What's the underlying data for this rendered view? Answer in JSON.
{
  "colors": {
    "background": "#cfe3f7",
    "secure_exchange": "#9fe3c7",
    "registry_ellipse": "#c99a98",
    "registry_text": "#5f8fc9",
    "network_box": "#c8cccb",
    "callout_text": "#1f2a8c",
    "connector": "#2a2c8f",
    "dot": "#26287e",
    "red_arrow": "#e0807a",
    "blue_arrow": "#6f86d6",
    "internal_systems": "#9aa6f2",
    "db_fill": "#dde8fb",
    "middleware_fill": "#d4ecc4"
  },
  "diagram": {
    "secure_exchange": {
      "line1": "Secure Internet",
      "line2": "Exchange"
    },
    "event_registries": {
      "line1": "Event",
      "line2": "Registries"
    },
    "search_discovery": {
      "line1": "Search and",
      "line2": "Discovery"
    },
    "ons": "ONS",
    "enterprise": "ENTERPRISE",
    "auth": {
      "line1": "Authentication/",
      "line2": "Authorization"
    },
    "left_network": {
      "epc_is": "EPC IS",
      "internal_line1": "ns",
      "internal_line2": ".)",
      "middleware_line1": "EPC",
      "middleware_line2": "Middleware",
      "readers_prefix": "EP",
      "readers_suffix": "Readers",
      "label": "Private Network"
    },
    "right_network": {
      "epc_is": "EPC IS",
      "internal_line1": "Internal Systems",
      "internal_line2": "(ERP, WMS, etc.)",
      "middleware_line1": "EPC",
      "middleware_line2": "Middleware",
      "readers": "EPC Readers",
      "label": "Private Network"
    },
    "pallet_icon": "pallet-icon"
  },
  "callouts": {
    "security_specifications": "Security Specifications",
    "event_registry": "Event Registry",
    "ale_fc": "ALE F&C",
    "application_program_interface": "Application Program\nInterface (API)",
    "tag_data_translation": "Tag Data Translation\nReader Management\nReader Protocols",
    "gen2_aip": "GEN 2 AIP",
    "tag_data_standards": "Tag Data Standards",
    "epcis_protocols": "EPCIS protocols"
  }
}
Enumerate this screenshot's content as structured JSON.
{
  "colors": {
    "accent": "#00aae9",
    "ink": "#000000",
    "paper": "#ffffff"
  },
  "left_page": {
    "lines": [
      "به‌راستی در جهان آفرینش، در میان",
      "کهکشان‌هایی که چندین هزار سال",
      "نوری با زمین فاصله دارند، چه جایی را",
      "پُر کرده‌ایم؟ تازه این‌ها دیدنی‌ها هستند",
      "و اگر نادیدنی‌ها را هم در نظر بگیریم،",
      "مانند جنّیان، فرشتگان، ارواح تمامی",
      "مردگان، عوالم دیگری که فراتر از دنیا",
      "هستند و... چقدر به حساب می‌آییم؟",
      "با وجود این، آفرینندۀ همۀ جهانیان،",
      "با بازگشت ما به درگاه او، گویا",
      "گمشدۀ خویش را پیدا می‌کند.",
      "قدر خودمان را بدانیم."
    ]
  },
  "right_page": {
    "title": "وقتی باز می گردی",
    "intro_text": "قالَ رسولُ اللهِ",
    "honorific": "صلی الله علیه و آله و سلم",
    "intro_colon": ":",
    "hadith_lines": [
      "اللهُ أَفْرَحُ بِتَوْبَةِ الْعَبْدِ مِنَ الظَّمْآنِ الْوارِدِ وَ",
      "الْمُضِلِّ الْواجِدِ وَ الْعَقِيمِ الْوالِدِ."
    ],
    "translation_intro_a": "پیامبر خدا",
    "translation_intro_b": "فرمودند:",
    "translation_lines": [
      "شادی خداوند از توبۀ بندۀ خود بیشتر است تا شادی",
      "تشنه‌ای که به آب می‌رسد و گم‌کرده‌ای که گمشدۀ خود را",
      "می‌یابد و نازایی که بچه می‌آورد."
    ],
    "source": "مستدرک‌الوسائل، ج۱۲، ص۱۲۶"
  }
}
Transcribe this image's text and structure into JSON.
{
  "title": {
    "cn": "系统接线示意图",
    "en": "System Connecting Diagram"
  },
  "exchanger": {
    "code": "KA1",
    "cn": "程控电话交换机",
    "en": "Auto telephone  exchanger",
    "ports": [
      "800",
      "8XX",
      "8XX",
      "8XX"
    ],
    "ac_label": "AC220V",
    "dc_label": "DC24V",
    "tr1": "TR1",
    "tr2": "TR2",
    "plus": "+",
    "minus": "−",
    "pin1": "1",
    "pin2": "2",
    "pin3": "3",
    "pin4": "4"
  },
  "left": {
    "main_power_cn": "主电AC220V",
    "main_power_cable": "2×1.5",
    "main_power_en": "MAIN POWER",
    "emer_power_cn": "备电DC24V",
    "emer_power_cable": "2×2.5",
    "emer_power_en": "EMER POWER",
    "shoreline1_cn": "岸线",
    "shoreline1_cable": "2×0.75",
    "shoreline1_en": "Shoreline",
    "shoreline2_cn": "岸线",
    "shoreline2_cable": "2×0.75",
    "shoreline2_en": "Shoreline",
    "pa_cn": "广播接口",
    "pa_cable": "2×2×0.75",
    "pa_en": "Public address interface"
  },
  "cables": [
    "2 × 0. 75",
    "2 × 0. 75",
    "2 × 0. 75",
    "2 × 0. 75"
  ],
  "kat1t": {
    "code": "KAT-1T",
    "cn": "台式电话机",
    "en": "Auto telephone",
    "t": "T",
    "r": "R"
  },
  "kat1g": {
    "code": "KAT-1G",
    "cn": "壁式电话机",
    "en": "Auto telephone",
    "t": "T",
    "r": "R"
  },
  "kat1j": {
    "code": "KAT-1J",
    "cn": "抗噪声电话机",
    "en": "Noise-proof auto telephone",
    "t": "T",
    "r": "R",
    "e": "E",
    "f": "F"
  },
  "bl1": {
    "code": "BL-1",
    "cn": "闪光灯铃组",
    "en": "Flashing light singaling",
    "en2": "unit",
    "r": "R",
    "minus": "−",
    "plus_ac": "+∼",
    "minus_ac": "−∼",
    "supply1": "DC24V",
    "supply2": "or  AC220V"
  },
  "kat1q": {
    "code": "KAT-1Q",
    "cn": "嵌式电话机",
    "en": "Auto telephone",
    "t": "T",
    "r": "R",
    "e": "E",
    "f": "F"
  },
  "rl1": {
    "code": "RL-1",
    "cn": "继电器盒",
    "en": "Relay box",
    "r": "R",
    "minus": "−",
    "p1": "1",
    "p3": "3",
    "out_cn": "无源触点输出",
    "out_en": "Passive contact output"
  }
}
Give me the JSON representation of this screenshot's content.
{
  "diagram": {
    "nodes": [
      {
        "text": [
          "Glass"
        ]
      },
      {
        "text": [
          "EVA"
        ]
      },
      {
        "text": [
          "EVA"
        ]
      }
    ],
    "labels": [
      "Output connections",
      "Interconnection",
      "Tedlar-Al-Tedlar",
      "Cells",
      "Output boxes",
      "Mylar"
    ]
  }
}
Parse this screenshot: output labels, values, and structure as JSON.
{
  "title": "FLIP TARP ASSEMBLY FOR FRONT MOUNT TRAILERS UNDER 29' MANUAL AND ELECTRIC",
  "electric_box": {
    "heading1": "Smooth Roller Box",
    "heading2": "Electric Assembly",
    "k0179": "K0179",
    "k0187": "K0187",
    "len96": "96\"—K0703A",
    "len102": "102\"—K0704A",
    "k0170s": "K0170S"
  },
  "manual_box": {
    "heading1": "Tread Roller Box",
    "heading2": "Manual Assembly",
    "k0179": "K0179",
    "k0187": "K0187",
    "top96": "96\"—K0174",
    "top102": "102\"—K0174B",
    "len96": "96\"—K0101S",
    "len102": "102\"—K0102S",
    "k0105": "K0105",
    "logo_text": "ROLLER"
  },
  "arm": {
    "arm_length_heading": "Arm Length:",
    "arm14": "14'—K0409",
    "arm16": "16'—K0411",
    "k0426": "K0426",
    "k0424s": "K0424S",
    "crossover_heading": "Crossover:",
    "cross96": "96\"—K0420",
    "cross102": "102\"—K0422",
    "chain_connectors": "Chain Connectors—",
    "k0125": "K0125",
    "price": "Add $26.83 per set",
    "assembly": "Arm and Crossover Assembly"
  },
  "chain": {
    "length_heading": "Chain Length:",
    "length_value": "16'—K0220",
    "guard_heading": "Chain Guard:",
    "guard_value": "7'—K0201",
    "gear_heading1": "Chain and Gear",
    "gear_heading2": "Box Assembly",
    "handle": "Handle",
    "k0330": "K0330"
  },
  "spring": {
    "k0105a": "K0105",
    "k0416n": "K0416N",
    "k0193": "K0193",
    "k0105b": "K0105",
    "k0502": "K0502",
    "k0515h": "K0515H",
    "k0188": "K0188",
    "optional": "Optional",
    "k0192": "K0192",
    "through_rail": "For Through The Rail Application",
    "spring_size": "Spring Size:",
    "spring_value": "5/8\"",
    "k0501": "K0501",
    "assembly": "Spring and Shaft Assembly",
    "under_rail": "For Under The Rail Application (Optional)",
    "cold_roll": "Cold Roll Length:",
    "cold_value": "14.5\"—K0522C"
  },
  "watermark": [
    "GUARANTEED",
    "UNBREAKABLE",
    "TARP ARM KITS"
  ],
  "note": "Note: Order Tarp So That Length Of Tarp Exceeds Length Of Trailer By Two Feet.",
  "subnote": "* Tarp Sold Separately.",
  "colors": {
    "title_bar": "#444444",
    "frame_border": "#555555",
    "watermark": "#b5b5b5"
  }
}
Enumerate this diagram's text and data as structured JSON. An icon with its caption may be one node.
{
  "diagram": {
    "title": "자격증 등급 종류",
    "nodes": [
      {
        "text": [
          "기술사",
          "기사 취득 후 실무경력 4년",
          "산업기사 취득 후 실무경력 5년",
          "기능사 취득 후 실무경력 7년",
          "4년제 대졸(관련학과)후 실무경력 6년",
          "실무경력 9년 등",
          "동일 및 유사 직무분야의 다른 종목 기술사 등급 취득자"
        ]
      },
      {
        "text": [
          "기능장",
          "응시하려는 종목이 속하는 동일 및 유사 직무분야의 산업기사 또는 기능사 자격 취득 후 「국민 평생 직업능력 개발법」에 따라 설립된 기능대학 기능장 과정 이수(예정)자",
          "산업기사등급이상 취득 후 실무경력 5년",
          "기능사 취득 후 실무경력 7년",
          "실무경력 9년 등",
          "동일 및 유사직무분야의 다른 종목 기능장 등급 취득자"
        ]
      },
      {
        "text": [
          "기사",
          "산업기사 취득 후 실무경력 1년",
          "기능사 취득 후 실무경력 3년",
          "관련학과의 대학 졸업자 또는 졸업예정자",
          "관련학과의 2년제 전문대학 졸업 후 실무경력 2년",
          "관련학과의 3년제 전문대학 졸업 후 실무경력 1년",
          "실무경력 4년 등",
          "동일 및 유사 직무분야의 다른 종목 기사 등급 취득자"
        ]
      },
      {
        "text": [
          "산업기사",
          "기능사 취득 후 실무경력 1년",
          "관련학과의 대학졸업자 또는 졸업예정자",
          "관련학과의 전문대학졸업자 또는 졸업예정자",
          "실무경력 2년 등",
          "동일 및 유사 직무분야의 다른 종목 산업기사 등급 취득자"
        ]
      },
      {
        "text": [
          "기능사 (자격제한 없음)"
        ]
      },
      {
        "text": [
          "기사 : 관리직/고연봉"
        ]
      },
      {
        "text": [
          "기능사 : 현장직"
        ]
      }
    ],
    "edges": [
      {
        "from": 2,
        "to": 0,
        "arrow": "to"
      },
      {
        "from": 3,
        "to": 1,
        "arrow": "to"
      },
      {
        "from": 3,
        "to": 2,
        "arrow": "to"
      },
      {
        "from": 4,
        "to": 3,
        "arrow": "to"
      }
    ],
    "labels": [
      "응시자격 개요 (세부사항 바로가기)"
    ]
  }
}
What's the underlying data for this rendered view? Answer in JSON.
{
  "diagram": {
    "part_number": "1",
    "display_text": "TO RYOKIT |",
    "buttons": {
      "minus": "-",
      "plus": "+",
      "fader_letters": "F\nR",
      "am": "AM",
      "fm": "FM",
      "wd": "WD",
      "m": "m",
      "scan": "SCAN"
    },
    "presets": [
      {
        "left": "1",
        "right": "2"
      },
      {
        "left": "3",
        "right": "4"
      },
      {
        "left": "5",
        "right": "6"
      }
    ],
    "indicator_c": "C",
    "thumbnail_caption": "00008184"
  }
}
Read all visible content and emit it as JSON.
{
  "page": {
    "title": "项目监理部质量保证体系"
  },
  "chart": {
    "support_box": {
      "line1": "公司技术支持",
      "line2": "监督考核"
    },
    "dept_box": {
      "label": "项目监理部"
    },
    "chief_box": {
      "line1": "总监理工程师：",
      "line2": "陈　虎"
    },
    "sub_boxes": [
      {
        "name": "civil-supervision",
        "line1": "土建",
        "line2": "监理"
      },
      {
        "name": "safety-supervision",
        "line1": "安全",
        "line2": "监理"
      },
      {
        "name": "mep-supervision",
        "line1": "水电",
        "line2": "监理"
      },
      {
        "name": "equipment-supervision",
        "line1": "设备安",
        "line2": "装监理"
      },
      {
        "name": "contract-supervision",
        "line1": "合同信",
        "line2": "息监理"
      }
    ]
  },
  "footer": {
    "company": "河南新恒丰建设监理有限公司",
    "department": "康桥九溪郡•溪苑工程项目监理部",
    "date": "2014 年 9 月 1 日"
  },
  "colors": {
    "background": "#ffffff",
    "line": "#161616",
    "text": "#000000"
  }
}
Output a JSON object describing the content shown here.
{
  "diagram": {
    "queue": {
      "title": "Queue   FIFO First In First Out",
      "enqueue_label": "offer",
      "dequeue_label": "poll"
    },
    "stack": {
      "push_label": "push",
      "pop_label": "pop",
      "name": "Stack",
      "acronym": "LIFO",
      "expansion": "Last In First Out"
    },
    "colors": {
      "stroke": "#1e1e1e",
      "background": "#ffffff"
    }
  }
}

————

Reproduce each line of the entries in which the word "First" is found.

      "title": "Queue   FIFO First In First Out",
      "expansion": "Last In First Out"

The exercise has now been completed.